**Spatial annotation records**.
- - - -

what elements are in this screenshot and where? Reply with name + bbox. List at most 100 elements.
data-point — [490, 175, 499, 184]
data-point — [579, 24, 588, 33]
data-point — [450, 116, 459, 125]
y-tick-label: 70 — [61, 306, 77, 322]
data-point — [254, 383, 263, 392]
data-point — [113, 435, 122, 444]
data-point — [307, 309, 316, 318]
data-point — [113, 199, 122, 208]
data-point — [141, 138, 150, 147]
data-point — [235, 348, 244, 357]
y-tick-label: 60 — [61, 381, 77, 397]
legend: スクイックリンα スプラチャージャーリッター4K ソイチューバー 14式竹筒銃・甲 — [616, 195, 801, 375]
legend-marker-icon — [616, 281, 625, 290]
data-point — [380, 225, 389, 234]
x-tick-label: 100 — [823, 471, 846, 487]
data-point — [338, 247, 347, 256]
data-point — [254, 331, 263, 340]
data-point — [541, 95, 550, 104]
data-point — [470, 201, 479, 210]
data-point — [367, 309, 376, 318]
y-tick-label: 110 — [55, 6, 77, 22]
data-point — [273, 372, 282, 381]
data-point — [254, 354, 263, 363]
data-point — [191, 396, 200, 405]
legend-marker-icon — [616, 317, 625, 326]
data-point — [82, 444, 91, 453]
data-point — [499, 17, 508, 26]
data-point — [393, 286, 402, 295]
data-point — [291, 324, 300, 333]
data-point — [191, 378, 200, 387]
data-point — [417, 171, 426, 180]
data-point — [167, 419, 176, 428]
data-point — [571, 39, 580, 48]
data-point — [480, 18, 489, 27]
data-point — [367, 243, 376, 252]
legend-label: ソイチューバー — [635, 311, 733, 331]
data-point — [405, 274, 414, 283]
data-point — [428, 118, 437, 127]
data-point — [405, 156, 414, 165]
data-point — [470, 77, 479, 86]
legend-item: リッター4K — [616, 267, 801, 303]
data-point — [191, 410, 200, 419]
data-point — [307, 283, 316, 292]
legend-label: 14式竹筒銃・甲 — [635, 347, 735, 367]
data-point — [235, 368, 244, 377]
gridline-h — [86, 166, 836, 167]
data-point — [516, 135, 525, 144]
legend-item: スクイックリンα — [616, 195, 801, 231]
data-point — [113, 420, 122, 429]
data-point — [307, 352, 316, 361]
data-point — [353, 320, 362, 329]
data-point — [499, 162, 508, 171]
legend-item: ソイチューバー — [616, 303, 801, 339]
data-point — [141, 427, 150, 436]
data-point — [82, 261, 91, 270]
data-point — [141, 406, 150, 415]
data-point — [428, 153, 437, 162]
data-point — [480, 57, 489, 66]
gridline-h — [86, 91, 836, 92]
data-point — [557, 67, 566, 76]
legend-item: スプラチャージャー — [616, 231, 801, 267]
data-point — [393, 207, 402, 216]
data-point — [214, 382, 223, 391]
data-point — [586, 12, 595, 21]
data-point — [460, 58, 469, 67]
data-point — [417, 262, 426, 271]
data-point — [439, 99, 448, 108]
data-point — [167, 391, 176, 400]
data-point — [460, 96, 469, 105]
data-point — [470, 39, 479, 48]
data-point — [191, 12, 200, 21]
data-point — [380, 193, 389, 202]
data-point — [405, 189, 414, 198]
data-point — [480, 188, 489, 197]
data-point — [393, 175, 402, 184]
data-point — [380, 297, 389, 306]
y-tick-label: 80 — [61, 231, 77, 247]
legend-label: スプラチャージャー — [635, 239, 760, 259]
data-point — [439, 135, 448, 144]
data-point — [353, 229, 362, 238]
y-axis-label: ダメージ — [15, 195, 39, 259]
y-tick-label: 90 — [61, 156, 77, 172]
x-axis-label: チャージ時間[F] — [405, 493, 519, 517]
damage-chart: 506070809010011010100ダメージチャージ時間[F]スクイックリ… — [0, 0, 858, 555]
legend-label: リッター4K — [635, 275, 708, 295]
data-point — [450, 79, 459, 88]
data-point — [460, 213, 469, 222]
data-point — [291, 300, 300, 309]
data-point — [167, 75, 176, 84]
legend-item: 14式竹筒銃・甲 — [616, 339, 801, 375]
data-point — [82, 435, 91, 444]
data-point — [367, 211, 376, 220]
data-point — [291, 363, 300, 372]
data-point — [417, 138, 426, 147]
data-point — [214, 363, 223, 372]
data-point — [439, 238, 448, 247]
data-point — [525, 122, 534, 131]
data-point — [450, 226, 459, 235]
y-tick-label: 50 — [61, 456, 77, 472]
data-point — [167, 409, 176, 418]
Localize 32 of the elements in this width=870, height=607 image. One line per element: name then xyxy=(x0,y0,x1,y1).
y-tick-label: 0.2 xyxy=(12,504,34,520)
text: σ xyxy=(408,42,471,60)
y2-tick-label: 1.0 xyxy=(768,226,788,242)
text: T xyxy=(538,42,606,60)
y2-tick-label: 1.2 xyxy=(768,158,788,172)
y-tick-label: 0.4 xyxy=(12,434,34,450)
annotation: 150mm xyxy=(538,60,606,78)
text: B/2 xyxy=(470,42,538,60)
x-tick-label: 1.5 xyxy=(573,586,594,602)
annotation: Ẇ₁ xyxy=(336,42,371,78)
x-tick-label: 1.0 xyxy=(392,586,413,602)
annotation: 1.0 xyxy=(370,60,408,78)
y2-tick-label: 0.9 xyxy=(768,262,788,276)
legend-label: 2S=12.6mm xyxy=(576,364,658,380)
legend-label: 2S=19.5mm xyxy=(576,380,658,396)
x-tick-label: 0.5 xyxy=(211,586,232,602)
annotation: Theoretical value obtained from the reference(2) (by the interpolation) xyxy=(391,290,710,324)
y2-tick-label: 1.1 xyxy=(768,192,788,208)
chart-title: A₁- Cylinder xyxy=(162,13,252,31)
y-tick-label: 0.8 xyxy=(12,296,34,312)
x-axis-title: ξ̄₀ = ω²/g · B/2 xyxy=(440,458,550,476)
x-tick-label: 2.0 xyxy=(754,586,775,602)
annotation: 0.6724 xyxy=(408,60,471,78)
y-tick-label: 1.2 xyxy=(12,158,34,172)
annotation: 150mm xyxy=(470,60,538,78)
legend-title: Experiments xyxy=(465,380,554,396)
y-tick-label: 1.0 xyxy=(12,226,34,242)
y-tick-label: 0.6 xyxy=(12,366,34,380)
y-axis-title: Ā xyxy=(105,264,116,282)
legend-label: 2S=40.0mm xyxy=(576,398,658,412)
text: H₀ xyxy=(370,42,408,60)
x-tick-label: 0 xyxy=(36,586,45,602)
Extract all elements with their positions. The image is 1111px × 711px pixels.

- - - -

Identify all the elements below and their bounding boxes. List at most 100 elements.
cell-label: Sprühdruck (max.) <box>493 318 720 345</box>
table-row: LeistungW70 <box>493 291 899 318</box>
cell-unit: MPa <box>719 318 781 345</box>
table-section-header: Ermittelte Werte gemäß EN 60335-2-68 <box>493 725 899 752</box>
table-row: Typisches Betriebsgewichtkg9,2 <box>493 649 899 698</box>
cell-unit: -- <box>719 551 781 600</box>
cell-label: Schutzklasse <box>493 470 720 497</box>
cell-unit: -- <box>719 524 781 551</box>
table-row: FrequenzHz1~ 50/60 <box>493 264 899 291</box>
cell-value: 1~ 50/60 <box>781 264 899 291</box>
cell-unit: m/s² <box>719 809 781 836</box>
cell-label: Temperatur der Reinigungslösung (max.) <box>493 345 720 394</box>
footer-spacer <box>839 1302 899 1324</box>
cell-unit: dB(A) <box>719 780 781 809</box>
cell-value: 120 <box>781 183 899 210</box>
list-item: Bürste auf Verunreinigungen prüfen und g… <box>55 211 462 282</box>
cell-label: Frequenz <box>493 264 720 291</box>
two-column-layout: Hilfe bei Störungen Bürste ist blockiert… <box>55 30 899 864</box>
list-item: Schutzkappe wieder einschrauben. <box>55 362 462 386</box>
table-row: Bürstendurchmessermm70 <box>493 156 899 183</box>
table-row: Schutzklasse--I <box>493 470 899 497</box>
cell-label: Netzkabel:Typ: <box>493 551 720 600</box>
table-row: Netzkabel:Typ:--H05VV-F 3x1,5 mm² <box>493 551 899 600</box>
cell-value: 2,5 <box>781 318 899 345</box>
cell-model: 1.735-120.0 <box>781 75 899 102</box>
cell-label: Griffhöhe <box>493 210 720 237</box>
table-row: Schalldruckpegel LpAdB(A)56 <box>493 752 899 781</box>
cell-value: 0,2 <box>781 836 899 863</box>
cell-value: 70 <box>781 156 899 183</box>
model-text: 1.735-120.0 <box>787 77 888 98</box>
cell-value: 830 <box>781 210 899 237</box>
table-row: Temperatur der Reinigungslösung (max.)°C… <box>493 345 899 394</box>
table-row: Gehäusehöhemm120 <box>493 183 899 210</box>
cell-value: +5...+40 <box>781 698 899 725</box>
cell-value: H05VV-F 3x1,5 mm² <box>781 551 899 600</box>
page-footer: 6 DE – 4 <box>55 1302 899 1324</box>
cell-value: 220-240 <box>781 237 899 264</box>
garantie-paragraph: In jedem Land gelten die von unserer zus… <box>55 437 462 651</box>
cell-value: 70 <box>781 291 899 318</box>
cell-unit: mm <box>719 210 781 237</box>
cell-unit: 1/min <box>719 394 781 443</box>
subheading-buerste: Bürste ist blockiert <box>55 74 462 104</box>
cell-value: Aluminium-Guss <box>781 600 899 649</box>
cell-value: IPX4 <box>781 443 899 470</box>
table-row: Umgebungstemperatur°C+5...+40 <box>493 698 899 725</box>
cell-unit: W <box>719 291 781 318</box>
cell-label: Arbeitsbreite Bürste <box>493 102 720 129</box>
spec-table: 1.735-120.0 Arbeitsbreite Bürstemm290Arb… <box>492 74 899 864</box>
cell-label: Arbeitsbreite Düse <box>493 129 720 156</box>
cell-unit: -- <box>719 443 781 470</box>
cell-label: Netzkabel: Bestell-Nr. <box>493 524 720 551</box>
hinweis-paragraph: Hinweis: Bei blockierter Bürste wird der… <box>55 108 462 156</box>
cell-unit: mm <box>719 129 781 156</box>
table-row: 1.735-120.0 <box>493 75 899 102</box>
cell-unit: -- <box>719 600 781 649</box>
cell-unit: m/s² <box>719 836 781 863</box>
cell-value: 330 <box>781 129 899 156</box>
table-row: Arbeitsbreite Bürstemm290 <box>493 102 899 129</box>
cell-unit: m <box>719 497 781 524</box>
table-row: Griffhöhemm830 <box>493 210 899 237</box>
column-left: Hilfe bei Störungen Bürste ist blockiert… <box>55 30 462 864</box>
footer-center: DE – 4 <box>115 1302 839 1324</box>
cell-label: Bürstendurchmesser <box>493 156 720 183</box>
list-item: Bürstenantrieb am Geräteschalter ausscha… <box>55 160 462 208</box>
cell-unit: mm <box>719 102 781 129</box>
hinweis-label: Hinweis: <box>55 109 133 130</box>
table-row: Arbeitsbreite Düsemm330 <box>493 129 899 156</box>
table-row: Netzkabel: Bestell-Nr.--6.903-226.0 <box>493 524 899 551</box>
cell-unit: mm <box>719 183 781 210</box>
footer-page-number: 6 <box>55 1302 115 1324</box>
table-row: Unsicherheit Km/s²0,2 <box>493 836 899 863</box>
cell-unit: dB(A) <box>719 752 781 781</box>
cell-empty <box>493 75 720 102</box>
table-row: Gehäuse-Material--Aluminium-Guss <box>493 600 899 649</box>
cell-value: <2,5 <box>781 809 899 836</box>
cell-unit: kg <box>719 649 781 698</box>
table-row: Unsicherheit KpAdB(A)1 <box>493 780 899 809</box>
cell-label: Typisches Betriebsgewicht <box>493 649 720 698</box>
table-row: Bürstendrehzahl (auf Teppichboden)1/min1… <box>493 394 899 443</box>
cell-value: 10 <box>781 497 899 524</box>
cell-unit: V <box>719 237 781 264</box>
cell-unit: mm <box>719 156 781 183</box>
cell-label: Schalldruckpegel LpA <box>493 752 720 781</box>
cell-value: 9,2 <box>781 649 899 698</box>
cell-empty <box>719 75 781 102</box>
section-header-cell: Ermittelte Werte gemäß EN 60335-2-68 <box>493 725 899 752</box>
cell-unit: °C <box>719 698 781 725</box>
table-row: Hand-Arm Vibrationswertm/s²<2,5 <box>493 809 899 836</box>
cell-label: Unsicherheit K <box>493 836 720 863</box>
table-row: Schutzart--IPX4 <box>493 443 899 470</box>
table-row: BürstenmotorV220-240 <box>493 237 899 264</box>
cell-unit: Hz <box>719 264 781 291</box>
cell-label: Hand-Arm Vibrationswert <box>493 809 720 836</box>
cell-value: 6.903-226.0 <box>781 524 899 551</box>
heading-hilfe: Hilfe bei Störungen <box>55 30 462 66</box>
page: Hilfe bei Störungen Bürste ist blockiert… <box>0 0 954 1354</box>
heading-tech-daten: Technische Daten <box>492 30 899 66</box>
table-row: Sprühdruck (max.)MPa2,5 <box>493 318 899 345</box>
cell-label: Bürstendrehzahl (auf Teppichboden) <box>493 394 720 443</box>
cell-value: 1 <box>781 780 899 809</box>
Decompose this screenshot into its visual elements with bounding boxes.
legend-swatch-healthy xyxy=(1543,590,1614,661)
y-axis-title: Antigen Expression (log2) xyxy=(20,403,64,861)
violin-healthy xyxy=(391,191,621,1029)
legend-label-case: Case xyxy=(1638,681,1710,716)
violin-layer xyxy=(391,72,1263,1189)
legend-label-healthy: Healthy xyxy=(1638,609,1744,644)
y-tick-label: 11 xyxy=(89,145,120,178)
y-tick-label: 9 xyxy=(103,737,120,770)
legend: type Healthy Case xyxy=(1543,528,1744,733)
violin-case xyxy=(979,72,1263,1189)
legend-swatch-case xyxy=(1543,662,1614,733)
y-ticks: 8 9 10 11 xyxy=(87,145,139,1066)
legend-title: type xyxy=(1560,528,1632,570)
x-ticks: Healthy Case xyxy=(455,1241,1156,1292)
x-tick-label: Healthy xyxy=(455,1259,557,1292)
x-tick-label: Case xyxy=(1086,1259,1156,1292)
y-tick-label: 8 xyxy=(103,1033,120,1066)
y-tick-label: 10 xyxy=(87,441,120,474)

- - - -

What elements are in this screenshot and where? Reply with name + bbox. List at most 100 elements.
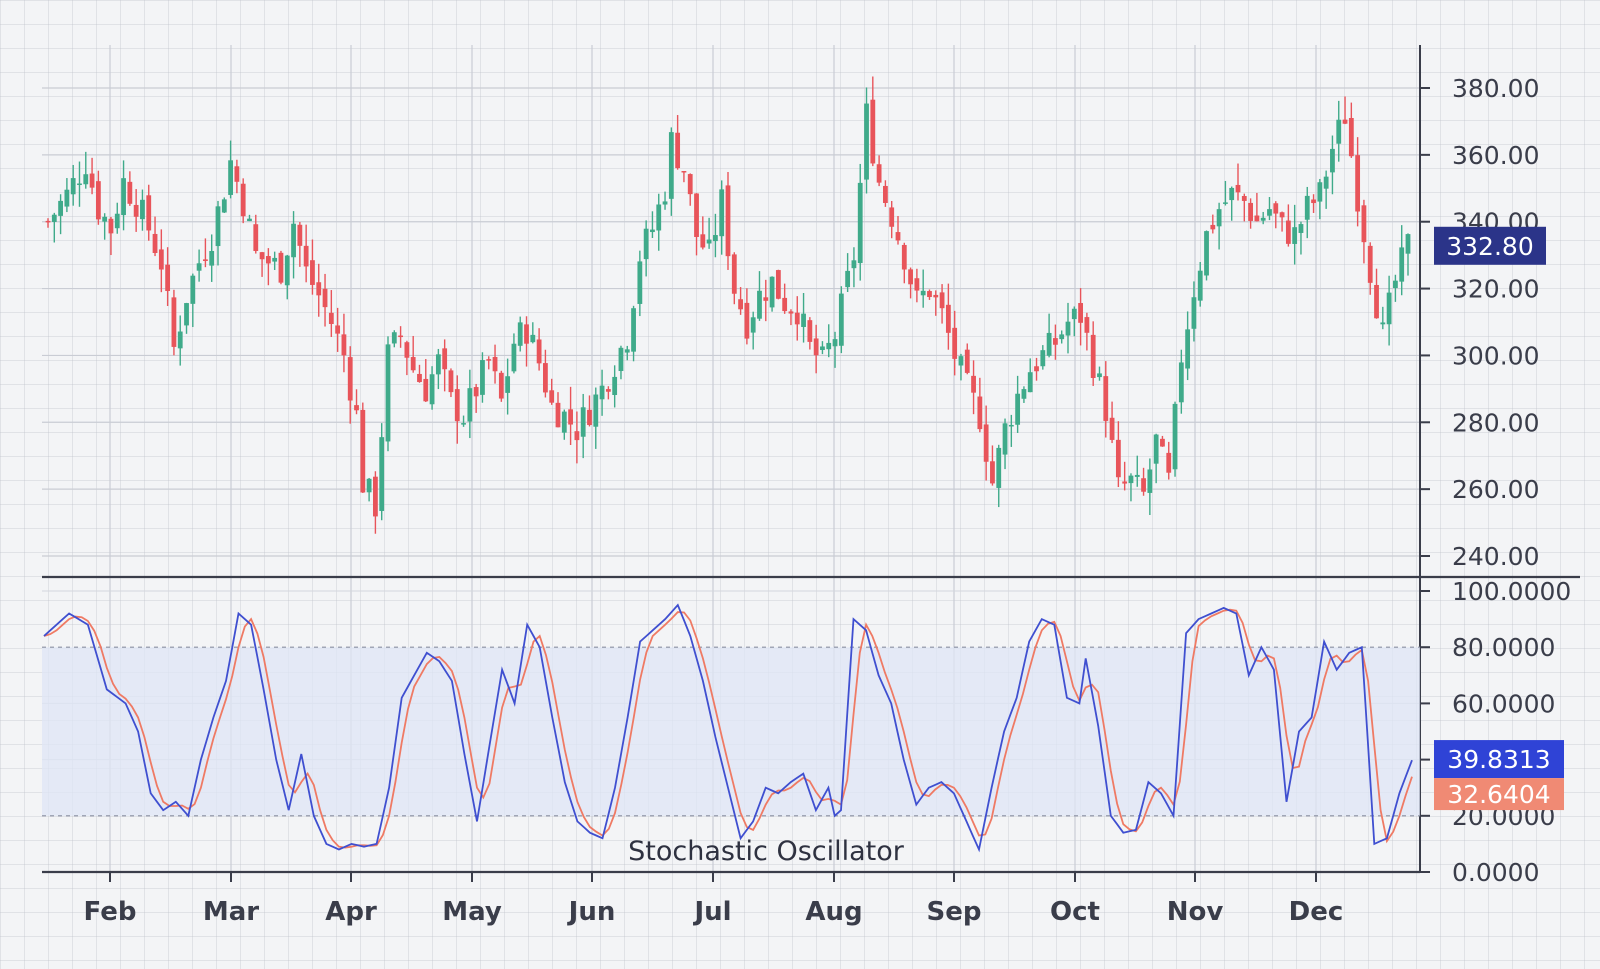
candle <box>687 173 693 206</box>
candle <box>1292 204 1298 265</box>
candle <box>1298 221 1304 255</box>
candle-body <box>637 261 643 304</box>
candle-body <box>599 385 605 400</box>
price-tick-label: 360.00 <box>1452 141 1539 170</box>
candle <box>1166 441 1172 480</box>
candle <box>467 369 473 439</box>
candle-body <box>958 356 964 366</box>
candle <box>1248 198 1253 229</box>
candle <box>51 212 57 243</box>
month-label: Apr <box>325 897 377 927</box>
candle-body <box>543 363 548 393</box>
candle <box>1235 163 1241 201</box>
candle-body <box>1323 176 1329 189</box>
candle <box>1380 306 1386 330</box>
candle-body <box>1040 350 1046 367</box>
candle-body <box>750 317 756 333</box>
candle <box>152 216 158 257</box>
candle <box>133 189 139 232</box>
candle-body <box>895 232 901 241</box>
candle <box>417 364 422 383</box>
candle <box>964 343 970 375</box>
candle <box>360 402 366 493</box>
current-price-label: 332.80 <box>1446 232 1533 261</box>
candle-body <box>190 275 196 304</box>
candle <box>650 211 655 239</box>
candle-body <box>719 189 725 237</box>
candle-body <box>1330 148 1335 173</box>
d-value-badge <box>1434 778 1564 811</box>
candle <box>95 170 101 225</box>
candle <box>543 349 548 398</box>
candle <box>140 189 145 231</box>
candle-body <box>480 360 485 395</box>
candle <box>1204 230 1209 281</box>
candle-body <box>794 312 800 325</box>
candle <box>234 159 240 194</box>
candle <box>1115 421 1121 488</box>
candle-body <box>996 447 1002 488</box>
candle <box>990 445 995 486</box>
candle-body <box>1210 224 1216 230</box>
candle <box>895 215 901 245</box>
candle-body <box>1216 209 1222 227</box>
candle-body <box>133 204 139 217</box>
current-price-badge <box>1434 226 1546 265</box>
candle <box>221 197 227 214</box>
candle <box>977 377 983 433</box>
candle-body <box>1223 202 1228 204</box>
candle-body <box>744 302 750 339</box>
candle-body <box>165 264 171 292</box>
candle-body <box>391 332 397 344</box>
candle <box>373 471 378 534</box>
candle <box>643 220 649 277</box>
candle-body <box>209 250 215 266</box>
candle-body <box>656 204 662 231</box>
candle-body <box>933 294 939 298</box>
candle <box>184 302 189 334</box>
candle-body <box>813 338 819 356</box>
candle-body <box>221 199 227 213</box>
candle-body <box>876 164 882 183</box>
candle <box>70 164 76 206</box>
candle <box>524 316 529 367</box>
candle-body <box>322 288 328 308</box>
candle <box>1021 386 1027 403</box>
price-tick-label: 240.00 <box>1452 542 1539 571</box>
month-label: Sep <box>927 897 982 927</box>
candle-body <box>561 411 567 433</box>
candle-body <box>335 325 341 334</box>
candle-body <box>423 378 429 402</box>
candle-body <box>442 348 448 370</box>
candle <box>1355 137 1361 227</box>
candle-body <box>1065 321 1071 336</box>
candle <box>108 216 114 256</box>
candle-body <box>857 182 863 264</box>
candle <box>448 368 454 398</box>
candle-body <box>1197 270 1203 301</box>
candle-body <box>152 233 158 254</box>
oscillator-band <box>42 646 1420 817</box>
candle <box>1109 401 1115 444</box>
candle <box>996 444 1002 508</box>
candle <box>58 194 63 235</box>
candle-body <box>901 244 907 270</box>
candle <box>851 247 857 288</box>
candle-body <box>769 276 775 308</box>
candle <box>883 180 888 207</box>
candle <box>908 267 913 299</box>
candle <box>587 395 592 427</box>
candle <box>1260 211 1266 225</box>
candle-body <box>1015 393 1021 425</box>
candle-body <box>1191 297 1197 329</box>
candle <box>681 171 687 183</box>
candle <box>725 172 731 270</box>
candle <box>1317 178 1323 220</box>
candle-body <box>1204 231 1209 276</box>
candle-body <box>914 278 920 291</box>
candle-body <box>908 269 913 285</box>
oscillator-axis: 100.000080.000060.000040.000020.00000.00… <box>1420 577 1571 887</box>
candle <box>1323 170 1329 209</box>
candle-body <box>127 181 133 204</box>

- - - -

**BRIEF**.
How many lines in the items above contain the word "most", with case counting? Reply with the number only.

**WRITTEN REPLY**.
3